| Record extracts |
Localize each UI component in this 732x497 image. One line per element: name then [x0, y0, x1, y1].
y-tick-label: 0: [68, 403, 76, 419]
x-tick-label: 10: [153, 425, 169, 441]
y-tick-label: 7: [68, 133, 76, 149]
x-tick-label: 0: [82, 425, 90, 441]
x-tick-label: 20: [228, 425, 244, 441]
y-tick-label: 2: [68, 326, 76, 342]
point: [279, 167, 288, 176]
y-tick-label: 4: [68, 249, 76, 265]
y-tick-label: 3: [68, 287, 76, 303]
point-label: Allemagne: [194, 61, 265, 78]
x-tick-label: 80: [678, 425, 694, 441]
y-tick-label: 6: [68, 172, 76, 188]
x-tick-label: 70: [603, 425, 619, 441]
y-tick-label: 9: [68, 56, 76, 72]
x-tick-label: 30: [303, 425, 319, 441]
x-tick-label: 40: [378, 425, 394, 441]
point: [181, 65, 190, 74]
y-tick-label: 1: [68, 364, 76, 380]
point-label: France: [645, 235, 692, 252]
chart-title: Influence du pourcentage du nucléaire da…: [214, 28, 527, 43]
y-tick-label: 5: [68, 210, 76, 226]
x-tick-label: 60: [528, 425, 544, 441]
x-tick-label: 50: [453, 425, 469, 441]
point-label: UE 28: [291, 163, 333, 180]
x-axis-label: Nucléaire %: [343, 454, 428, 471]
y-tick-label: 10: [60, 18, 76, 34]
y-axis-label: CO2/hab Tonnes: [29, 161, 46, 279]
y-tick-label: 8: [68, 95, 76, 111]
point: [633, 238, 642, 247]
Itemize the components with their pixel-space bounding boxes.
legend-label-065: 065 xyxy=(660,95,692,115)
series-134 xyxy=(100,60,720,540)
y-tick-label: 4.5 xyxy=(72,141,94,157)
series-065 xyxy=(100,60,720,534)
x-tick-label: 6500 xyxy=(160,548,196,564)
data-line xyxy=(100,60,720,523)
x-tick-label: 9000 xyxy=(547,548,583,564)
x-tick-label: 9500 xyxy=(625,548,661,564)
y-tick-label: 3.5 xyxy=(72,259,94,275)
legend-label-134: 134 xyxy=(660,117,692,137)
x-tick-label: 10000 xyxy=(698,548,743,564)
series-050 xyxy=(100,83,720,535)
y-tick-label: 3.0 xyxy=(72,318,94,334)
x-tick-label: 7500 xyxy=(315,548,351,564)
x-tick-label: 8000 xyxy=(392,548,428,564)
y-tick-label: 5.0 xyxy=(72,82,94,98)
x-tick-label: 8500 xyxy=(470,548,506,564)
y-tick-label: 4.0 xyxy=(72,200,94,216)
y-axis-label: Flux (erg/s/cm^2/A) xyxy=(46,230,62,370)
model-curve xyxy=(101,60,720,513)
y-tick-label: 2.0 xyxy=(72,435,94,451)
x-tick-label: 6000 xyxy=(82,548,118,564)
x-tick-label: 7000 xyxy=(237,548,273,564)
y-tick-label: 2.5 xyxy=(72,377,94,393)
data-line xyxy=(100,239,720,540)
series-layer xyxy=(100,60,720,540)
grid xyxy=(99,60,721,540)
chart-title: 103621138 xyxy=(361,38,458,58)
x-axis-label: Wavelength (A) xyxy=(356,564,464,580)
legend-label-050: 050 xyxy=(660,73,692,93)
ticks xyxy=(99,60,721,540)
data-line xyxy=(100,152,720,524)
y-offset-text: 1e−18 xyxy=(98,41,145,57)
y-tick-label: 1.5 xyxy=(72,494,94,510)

| Written request |
Reproduce every row above, swapping "data-line" for "spectrum-line" each time it appears and leaving everything else unchanged.

| Completed task |
Localize each UI component in this 732x497 image. One line per element: name then [x0, y0, x1, y1].
y-tick-label: 0: [68, 403, 76, 419]
x-tick-label: 10: [153, 425, 169, 441]
y-tick-label: 7: [68, 133, 76, 149]
x-tick-label: 0: [82, 425, 90, 441]
x-tick-label: 20: [228, 425, 244, 441]
y-tick-label: 2: [68, 326, 76, 342]
point: [279, 167, 288, 176]
y-tick-label: 4: [68, 249, 76, 265]
y-tick-label: 3: [68, 287, 76, 303]
point-label: Allemagne: [194, 61, 265, 78]
x-tick-label: 80: [678, 425, 694, 441]
y-tick-label: 6: [68, 172, 76, 188]
x-tick-label: 70: [603, 425, 619, 441]
y-tick-label: 9: [68, 56, 76, 72]
x-tick-label: 30: [303, 425, 319, 441]
x-tick-label: 40: [378, 425, 394, 441]
point: [181, 65, 190, 74]
y-tick-label: 1: [68, 364, 76, 380]
point-label: France: [645, 235, 692, 252]
chart-title: Influence du pourcentage du nucléaire da…: [214, 28, 527, 43]
y-tick-label: 5: [68, 210, 76, 226]
x-tick-label: 60: [528, 425, 544, 441]
x-tick-label: 50: [453, 425, 469, 441]
point-label: UE 28: [291, 163, 333, 180]
x-axis-label: Nucléaire %: [343, 454, 428, 471]
y-tick-label: 10: [60, 18, 76, 34]
y-axis-label: CO2/hab Tonnes: [29, 161, 46, 279]
y-tick-label: 8: [68, 95, 76, 111]
point: [633, 238, 642, 247]
Itemize the components with their pixel-space bounding boxes.
legend-label-065: 065 xyxy=(660,95,692,115)
series-134 xyxy=(100,60,720,540)
y-tick-label: 4.5 xyxy=(72,141,94,157)
series-065 xyxy=(100,60,720,534)
x-tick-label: 6500 xyxy=(160,548,196,564)
spectrum-line xyxy=(100,60,720,523)
x-tick-label: 9000 xyxy=(547,548,583,564)
x-tick-label: 9500 xyxy=(625,548,661,564)
y-tick-label: 3.5 xyxy=(72,259,94,275)
legend-label-134: 134 xyxy=(660,117,692,137)
x-tick-label: 10000 xyxy=(698,548,743,564)
series-050 xyxy=(100,83,720,535)
y-tick-label: 3.0 xyxy=(72,318,94,334)
x-tick-label: 7500 xyxy=(315,548,351,564)
x-tick-label: 8000 xyxy=(392,548,428,564)
y-tick-label: 5.0 xyxy=(72,82,94,98)
x-tick-label: 8500 xyxy=(470,548,506,564)
y-tick-label: 4.0 xyxy=(72,200,94,216)
y-axis-label: Flux (erg/s/cm^2/A) xyxy=(46,230,62,370)
model-curve xyxy=(101,60,720,513)
y-tick-label: 2.0 xyxy=(72,435,94,451)
x-tick-label: 6000 xyxy=(82,548,118,564)
x-tick-label: 7000 xyxy=(237,548,273,564)
y-tick-label: 2.5 xyxy=(72,377,94,393)
spectrum-line xyxy=(100,239,720,540)
series-layer xyxy=(100,60,720,540)
grid xyxy=(99,60,721,540)
chart-title: 103621138 xyxy=(361,38,458,58)
x-axis-label: Wavelength (A) xyxy=(356,564,464,580)
legend-label-050: 050 xyxy=(660,73,692,93)
ticks xyxy=(99,60,721,540)
spectrum-line xyxy=(100,152,720,524)
y-offset-text: 1e−18 xyxy=(98,41,145,57)
y-tick-label: 1.5 xyxy=(72,494,94,510)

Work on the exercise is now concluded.